◆ TASK STATEMENT ◆
Write out nothing but the lines from the one containing "Output the text content of this document." through the last line below, both included, and without the pictures.

==*==

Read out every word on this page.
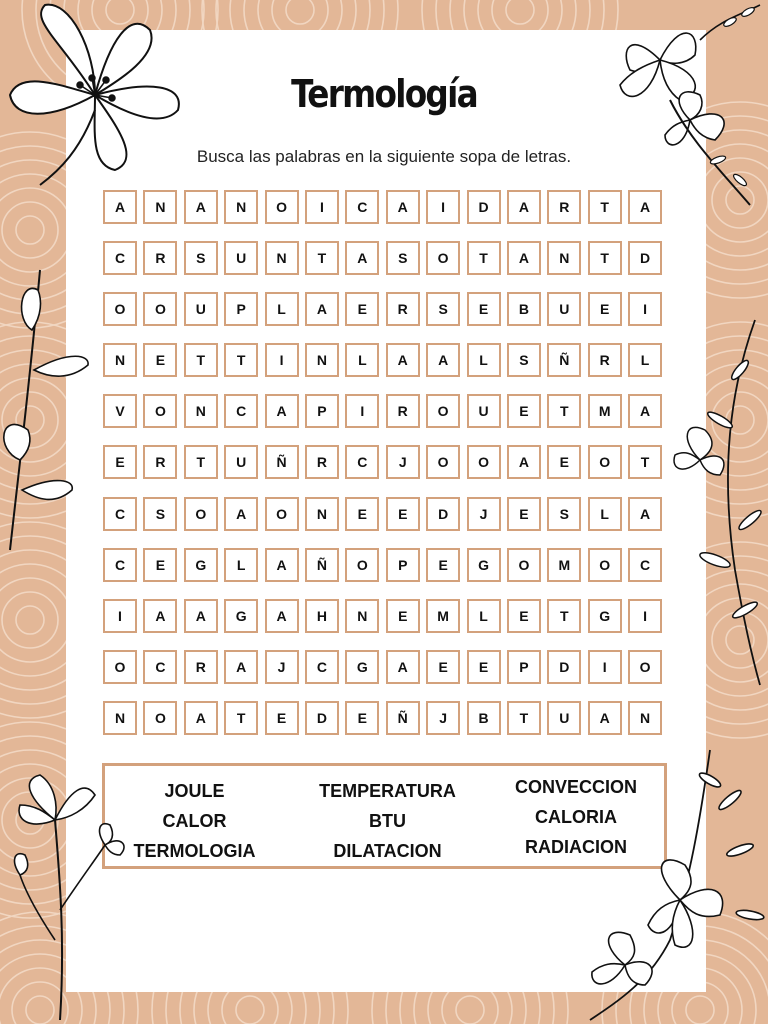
Termología
Busca las palabras en la siguiente sopa de letras.
A	N	A	N	O	I	C	A	I	D	A	R	T	A
C	R	S	U	N	T	A	S	O	T	A	N	T	D
O	O	U	P	L	A	E	R	S	E	B	U	E	I
N	E	T	T	I	N	L	A	A	L	S	Ñ	R	L
V	O	N	C	A	P	I	R	O	U	E	T	M	A
E	R	T	U	Ñ	R	C	J	O	O	A	E	O	T
C	S	O	A	O	N	E	E	D	J	E	S	L	A
C	E	G	L	A	Ñ	O	P	E	G	O	M	O	C
I	A	A	G	A	H	N	E	M	L	E	T	G	I
O	C	R	A	J	C	G	A	E	E	P	D	I	O
N	O	A	T	E	D	E	Ñ	J	B	T	U	A	N
JOULE
CALOR
TERMOLOGIA
TEMPERATURA
BTU
DILATACION
CONVECCION
CALORIA
RADIACION
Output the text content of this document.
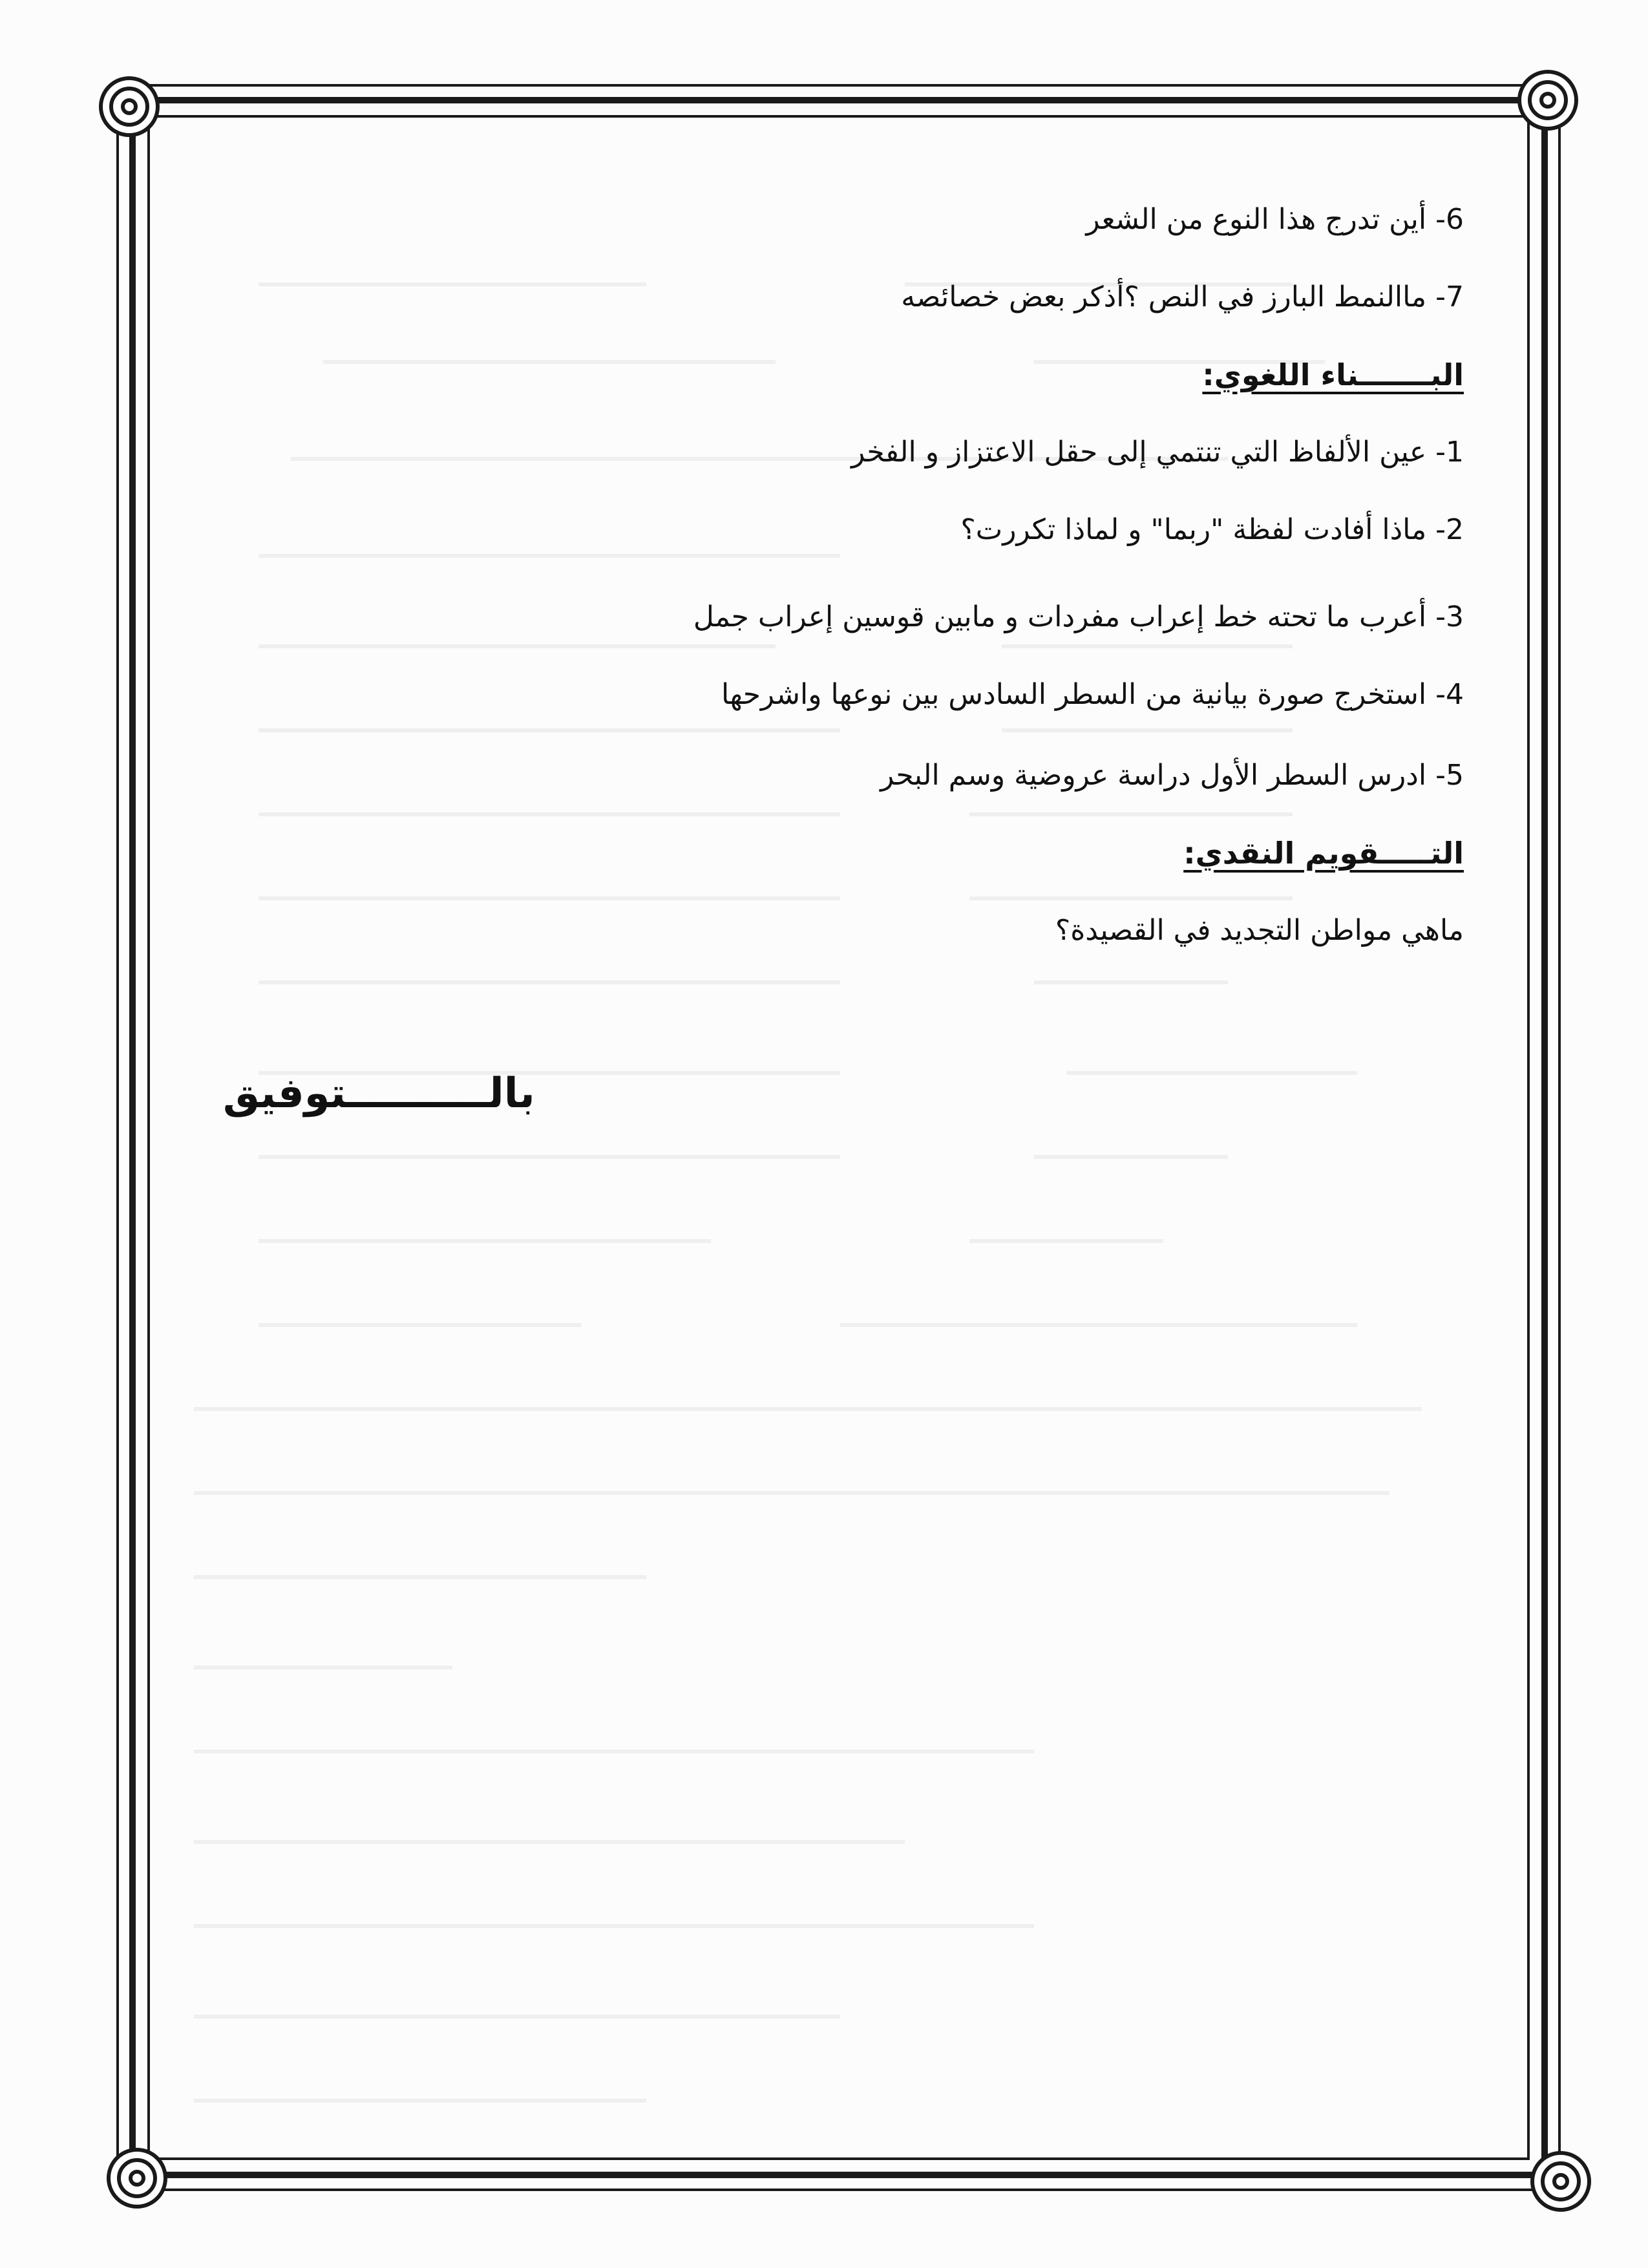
6- أين تدرج هذا النوع من الشعر
7- ماالنمط البارز في النص ؟أذكر بعض خصائصه
البـــــــناء اللغوي:
1- عين الألفاظ التي تنتمي إلى حقل الاعتزاز و الفخر
2- ماذا أفادت لفظة "ربما" و لماذا تكررت؟
3- أعرب ما تحته خط إعراب مفردات و مابين قوسين إعراب جمل
4- استخرج صورة بيانية من السطر السادس بين نوعها واشرحها
5- ادرس السطر الأول دراسة عروضية وسم البحر
التـــــقويم النقدي:
ماهي مواطن التجديد في القصيدة؟
بالــــــــــتوفيق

==*==

◆ THE OUTPUT ◆
Output the text content of this document.
6- أين تدرج هذا النوع من الشعر
7- ماالنمط البارز في النص ؟أذكر بعض خصائصه
البـــــــناء اللغوي:
1- عين الألفاظ التي تنتمي إلى حقل الاعتزاز و الفخر
2- ماذا أفادت لفظة "ربما" و لماذا تكررت؟
3- أعرب ما تحته خط إعراب مفردات و مابين قوسين إعراب جمل
4- استخرج صورة بيانية من السطر السادس بين نوعها واشرحها
5- ادرس السطر الأول دراسة عروضية وسم البحر
التـــــقويم النقدي:
ماهي مواطن التجديد في القصيدة؟
بالــــــــــتوفيق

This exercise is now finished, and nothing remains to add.